━━━━━ 本文抜粋

保育と遊びのプラットフォーム[ほいくる]by 小学館

取り入れてみたら子どもに変化があった“モノ”・“コト”〜HoiClue Lab.あそび探究室セッションレポート#03〜

水岡香
掲載日:2025/07/18
取り入れてみたら子どもに変化があった“モノ”・“コト”〜HoiClue Lab.あそび探究室セッションレポート#03〜

HoiClueで運営している「HoiClue Lab.あそび探究室」。 Labメンバーさんとのセッションの時間が、毎回発見や気付きにつながることばかりなので・・・3期目となる今年度より、その中身を月1回、みなさんにもほんの一部だけお届けしていきたいと思います。

今回紹介するのは、2025年7月のセッションより「取り入れてみたら子どもに変化があった“モノ”・“コト”」をテーマにした話のなかで出てきたエピソードたちです。

あそび探究室のLabメンバー

保育園、こども園、幼稚園、発達支援施設、児童館、園の外部講師など、さまざまな場で子どもたちと関わっているLabメンバー。経験年数やバックグラウンド、お住まいの地域も全国各地それぞれです。
今年度は11名で活動しています。

ダンボールだから広がるあそび

2歳児の子どもたちが積み木にはまったときのこと。
積み木の数が足らず、保育者が積み木の代わりにと置いたダンボール(B5サイズ)をままごとコーナーに持っていき、まな板やお皿にしたり、ファミレス用の注文用タブレットにしたり、2枚組み合わせてノートパソコンや連絡帳にしたり、自由に見立てて遊んでいた。
貼っていた画用紙が無地だったこともあってか、子どもたちの発想も広がりやすかったんだなぁと。いろいろなものを作ってしまいがちだけど、余白を残しておくことも大事だなと感じた。

給油ポンプがあそびに?

飼っているメダカの水の入れ替えに、灯油の給油ポンプを使っている家族を見て、「これ、水でもいいんだ」とひらめいた。

園で色水遊びの場に持っていくと大人気に!

━━━━━━━━━━

=== 課題 1 ===
記録の中の「use-coupon-label: 使用优惠券 xyxy=(79,322,140,336)」がある行から書き始め、「flash-sale-badge: 抢 xyxy=(896,53,918,73)」がある行まで、一字も変えずに書き写してください。

━━━━━ 提供資料

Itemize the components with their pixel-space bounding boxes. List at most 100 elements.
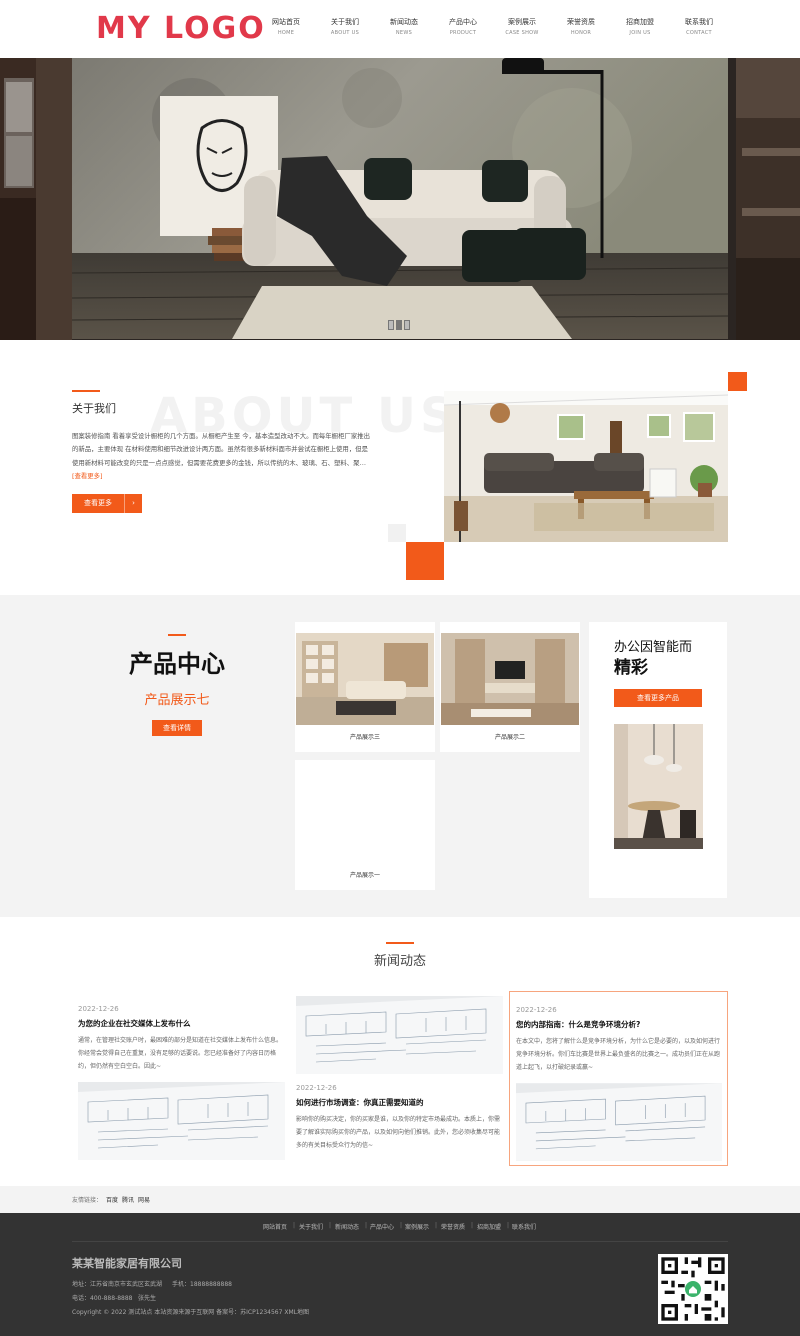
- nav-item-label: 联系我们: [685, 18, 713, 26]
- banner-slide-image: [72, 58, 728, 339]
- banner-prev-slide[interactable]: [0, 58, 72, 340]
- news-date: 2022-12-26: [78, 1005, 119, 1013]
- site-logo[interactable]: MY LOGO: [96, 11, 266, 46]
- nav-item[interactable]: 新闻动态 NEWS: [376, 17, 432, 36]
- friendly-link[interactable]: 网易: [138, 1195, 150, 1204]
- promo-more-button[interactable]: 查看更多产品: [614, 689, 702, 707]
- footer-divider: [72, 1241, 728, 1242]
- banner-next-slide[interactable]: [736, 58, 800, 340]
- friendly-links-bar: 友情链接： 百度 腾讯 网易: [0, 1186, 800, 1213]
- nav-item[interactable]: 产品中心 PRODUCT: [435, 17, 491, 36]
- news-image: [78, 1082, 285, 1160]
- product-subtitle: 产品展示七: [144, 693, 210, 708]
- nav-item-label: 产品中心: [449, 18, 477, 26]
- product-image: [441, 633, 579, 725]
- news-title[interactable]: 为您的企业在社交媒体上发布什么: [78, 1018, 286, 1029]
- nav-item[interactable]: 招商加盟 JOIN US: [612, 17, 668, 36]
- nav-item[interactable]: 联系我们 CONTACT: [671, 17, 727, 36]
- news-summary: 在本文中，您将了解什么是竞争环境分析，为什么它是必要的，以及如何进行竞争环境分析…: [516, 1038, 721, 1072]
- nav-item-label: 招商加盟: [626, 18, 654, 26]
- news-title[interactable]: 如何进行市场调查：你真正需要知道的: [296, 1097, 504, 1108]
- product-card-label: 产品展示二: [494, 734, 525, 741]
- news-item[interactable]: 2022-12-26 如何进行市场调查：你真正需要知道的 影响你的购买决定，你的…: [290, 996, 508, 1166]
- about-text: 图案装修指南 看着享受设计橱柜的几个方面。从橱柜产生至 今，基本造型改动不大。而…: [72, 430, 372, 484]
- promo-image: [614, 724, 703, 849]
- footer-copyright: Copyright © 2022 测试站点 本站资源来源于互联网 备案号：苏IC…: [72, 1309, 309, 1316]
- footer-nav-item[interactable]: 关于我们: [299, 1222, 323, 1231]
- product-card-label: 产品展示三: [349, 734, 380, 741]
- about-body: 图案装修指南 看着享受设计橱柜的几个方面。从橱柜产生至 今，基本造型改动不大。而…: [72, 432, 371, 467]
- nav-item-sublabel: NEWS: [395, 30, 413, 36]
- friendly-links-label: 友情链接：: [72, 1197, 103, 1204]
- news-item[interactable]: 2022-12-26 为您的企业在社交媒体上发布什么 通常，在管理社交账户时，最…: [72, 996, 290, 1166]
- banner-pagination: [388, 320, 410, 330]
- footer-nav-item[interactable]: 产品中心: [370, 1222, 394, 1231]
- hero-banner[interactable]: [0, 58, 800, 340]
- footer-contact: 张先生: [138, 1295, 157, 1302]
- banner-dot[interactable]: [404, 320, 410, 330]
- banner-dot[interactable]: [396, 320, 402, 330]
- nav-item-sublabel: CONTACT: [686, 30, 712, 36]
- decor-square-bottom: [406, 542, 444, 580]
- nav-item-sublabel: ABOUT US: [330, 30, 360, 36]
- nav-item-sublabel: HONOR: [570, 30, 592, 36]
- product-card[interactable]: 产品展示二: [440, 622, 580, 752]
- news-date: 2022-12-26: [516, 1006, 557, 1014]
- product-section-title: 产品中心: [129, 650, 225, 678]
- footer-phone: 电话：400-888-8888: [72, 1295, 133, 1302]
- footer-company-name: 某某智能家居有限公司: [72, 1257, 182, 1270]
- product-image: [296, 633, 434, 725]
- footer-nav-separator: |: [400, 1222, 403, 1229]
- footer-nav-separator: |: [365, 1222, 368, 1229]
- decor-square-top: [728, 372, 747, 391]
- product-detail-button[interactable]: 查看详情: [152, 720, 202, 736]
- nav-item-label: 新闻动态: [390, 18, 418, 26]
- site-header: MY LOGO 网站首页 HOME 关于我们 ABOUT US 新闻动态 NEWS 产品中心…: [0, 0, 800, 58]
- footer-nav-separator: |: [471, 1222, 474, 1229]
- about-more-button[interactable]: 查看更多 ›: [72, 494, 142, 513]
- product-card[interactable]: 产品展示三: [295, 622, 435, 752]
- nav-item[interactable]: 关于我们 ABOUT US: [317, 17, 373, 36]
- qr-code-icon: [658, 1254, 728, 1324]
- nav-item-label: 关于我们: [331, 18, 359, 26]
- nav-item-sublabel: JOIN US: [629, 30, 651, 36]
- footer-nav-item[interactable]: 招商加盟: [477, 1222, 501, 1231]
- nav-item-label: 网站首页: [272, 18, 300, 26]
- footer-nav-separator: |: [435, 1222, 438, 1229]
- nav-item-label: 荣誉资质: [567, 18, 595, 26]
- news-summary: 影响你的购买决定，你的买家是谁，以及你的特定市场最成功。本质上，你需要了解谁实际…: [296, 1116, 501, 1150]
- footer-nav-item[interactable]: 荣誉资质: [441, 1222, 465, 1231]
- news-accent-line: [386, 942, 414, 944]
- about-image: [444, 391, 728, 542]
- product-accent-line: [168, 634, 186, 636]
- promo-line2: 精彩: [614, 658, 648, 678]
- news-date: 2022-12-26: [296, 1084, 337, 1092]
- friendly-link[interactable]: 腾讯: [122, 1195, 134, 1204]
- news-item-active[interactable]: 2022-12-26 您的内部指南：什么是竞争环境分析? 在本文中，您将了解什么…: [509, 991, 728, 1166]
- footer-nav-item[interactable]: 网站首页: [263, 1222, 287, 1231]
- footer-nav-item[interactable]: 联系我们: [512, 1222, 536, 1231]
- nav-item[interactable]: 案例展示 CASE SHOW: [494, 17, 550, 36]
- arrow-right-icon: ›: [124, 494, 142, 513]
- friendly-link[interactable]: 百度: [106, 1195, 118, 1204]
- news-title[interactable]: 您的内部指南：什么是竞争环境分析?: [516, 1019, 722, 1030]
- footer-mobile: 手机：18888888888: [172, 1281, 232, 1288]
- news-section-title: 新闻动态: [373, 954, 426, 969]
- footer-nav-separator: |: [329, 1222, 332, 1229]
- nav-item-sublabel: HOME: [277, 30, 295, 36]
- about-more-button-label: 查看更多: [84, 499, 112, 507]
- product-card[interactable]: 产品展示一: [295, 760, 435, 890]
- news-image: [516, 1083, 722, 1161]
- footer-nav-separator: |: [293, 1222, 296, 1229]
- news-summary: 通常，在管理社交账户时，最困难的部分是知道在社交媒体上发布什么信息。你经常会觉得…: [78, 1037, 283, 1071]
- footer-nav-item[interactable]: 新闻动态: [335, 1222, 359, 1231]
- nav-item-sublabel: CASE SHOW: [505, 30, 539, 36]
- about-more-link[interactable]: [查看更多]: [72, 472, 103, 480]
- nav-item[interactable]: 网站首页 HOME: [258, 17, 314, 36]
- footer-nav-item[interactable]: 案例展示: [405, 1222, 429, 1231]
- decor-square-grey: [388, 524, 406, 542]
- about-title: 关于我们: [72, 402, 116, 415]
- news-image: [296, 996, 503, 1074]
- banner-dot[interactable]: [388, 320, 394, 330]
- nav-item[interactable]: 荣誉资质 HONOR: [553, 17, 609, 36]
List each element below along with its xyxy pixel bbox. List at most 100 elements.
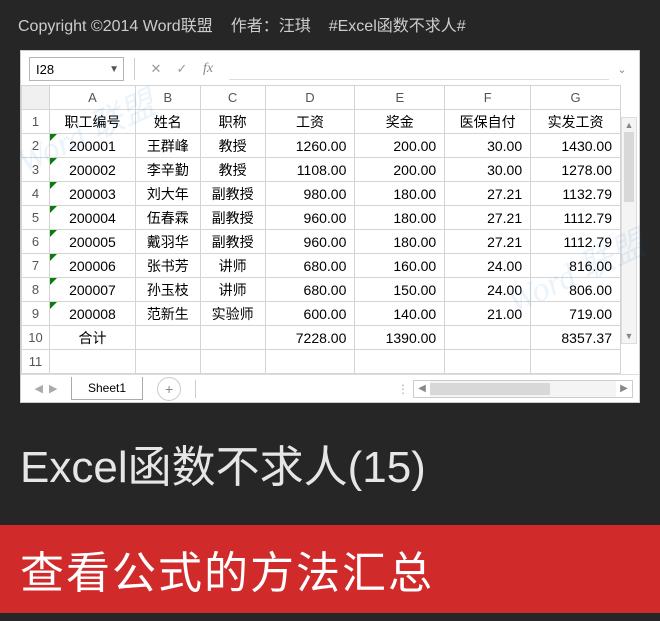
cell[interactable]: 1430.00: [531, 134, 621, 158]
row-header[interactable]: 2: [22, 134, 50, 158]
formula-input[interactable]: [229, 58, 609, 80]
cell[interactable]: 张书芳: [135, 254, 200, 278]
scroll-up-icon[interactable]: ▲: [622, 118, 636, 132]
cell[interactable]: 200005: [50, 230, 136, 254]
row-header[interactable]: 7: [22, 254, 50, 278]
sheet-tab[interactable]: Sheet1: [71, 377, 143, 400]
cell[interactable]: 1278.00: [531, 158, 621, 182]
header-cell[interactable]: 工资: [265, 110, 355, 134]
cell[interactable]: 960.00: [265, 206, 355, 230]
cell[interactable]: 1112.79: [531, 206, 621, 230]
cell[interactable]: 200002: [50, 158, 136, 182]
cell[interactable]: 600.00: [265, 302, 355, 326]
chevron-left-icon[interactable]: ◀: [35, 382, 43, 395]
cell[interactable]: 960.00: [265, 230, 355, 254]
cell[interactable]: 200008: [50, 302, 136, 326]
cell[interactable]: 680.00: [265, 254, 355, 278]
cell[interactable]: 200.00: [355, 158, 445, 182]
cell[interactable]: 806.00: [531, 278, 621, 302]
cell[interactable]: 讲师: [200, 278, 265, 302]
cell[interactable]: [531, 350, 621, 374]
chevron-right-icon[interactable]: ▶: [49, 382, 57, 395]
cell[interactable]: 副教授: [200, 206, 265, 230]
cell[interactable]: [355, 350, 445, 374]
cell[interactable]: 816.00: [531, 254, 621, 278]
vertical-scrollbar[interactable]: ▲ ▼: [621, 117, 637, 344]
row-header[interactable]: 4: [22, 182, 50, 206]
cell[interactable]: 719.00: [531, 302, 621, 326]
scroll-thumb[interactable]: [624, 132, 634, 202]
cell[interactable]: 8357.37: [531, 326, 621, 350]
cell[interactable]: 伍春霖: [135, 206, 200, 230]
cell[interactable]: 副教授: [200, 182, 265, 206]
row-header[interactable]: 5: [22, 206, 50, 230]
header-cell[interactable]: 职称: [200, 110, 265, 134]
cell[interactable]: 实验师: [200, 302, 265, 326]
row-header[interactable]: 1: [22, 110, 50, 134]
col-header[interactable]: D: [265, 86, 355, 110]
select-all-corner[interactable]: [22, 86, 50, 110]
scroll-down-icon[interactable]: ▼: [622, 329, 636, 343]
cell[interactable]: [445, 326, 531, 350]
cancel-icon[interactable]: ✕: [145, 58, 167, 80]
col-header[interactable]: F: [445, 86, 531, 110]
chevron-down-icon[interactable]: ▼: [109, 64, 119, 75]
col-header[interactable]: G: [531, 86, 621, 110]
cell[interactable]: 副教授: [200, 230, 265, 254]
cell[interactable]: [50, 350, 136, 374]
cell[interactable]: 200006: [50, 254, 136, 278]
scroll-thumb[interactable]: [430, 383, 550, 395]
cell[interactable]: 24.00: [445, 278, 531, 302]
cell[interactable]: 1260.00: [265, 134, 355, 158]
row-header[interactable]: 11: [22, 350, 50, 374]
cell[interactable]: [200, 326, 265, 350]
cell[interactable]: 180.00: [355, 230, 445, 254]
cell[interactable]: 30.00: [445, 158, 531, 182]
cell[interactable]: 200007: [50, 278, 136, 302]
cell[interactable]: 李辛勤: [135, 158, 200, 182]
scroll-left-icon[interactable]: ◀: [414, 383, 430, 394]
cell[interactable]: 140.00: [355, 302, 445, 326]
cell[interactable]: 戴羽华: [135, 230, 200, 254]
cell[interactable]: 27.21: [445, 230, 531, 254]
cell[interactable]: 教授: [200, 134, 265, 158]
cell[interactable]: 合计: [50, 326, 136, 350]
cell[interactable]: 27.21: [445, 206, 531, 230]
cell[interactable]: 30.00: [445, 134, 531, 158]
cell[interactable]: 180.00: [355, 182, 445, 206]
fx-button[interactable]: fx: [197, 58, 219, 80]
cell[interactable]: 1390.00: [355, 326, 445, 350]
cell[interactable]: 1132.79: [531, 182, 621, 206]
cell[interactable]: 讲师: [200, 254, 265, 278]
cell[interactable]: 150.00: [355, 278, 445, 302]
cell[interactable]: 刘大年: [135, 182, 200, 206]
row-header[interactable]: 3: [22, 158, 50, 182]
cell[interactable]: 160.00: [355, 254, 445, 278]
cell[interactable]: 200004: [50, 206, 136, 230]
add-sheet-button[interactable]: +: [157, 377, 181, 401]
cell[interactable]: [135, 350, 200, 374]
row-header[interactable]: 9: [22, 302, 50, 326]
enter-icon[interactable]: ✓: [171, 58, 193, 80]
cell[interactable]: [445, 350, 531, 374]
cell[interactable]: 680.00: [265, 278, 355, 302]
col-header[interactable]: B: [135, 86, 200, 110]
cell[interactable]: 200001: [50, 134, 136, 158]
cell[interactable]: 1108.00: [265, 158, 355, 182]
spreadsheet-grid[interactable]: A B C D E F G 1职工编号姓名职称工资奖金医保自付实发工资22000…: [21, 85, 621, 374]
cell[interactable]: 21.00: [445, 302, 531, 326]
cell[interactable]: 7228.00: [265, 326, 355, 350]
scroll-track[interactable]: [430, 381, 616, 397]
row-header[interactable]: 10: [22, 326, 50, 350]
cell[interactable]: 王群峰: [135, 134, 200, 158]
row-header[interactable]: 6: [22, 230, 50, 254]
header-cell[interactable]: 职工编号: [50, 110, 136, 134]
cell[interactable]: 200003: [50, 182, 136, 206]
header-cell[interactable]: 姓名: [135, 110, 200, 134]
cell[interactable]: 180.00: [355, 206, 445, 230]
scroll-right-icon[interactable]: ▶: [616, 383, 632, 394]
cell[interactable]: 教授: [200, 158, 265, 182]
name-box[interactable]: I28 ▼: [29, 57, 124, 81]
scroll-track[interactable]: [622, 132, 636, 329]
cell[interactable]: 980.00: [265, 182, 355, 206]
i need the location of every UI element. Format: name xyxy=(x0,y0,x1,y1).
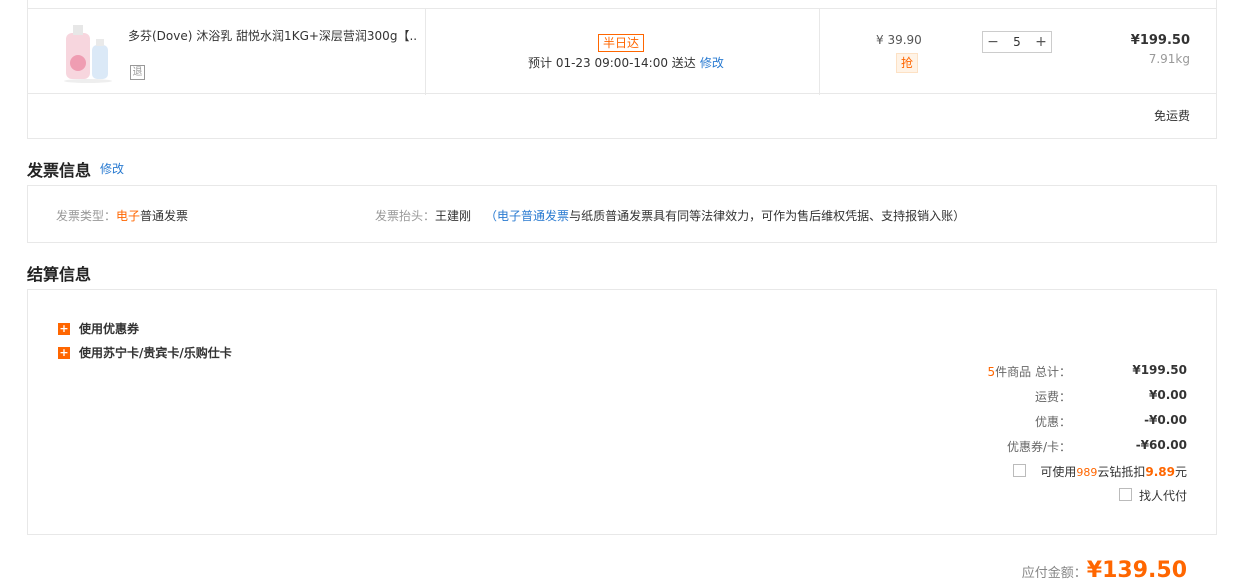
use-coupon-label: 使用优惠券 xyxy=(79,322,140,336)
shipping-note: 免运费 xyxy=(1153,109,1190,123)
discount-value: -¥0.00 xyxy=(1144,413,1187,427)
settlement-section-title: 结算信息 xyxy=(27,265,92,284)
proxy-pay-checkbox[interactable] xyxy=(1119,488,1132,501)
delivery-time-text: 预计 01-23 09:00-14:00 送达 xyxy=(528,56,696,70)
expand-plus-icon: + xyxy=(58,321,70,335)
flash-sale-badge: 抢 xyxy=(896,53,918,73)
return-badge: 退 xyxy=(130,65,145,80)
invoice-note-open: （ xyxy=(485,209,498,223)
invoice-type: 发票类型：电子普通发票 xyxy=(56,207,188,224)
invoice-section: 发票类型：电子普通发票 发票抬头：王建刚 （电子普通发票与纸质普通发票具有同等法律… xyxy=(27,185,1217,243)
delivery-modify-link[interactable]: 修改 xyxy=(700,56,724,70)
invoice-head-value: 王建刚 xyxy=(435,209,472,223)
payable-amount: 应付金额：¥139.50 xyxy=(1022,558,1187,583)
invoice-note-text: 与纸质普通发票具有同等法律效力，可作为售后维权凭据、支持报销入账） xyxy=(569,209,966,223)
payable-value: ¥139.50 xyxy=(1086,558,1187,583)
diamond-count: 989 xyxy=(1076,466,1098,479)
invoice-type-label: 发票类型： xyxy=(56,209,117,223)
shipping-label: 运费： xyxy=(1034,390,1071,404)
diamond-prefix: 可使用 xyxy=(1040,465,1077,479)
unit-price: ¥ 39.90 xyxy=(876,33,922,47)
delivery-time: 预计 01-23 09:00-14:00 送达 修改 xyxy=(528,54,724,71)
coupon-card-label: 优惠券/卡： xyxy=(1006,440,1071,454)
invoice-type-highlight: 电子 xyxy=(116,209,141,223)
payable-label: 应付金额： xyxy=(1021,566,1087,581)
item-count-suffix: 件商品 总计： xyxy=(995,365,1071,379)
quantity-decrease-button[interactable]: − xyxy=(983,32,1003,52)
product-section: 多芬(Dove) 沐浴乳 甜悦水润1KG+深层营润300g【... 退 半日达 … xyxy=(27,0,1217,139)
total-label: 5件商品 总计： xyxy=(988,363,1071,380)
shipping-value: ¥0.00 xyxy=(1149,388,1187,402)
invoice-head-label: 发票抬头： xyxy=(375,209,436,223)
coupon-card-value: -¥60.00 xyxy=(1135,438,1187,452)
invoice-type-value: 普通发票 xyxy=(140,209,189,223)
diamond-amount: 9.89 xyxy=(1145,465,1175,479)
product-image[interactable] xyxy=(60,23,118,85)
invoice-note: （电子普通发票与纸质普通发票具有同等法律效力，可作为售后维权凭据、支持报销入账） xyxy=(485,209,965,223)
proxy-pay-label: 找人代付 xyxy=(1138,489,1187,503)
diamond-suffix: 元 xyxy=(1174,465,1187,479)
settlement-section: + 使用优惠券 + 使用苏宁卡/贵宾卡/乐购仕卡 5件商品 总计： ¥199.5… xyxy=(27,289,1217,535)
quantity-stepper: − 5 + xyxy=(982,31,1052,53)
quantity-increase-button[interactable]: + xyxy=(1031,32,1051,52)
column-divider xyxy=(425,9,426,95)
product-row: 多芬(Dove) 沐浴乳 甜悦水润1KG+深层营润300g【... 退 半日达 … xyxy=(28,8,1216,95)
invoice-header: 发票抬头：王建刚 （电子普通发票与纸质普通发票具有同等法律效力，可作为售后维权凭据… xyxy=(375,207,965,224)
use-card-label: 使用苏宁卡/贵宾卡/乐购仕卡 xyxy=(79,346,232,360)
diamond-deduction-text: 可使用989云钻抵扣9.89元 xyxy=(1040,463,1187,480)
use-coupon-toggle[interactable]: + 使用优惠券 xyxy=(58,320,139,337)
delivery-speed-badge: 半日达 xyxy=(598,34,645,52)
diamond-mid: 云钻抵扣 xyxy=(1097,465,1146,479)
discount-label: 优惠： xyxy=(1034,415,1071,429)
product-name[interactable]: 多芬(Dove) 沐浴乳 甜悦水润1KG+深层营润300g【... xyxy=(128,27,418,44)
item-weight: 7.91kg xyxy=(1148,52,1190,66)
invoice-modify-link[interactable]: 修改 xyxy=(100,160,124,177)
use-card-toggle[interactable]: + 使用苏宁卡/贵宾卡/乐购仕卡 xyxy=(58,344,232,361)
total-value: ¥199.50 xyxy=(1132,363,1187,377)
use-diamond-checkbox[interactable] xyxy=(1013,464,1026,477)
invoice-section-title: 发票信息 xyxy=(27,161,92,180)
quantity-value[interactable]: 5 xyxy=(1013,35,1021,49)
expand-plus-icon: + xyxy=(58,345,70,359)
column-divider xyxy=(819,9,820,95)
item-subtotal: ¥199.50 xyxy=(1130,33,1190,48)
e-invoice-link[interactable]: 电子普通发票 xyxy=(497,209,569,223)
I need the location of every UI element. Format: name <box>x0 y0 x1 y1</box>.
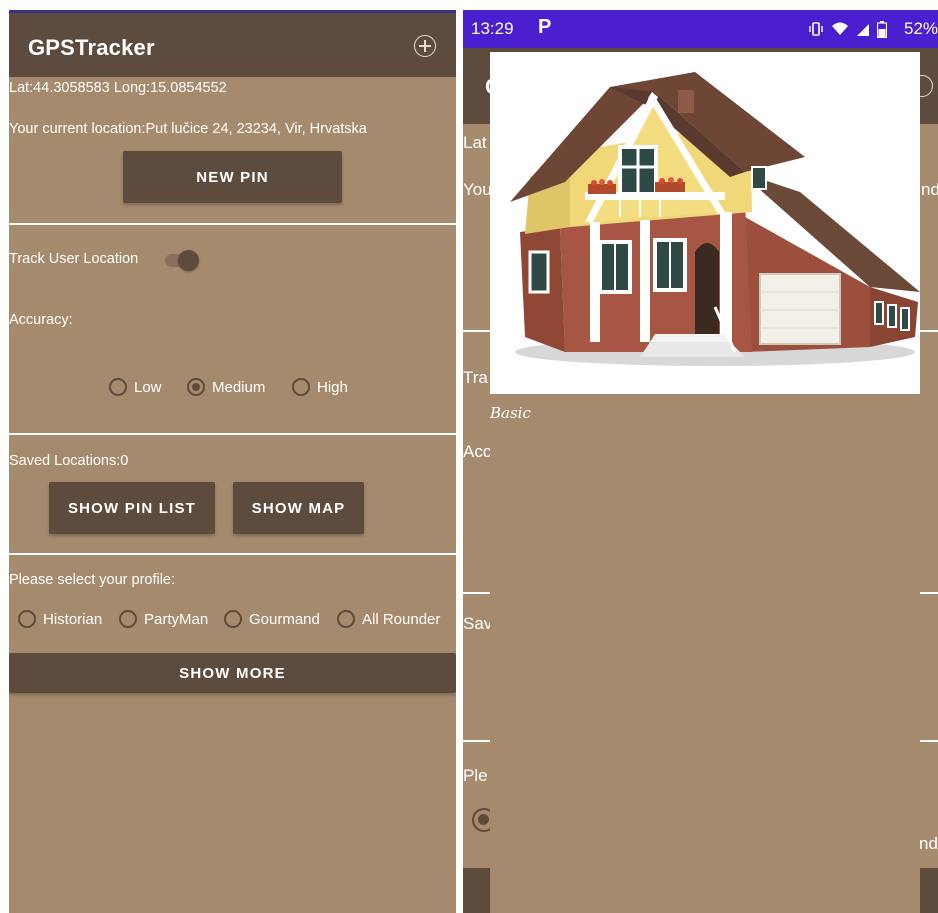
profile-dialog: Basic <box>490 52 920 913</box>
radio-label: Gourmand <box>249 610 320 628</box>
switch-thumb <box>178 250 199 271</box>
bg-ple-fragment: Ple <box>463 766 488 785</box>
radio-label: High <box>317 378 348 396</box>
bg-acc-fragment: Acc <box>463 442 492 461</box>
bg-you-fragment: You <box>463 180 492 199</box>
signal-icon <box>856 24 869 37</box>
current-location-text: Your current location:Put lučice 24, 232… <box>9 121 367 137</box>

━━━━━━━━━━

=== 課題 2 ===
子どもの遊びについての本文を、最後の文の続きから書き進めてください。

=== 回答 1 ===
use-coupon-label: 使用优惠券 xyxy=(79,322,140,336)
shipping-note: 免运费 xyxy=(1153,109,1190,123)
discount-value: -¥0.00 xyxy=(1144,413,1187,427)
settlement-section-title: 结算信息 xyxy=(27,265,92,284)
proxy-pay-checkbox[interactable] xyxy=(1119,488,1132,501)
delivery-time-text: 预计 01-23 09:00-14:00 送达 xyxy=(528,56,696,70)
expand-plus-icon: + xyxy=(58,321,70,335)
flash-sale-badge: 抢 xyxy=(896,53,918,73)

=== 回答 2 ===
特に男の子は夢中になり、水の移動をさせたり、満杯に水を入れたペットボトルからボコボコッと溢れるのを面白がったり、他の子にペットボトルを持ってもらい移動式で水を撒いたりしている様子は大人から見ても「考えたな」と思う瞬間だった。

両手がふさがると、容器を足で押さえて使うなど、子どもたちは「どうしたらこれをこうやってできるか」ということを考えながら遊んでいた。

※灯油ポンプを実際に灯油の移し替えに使用している地域やご家庭が多い場合は、保育に取り入れるかどうかをご検討ください。また、子どもたちに本来の使い方を伝えて注意喚起するのも良いかもしれません。

カーテンレールでからくり装置

どんぐりを転がして、テレビで見たからくり装置の遊びをしていた子どもたち。
はじめは木や砂場のおもちゃを使っていたけど、もっと長さが欲しくなり保育室の横の物置になっている場所からカーテンレールを発見。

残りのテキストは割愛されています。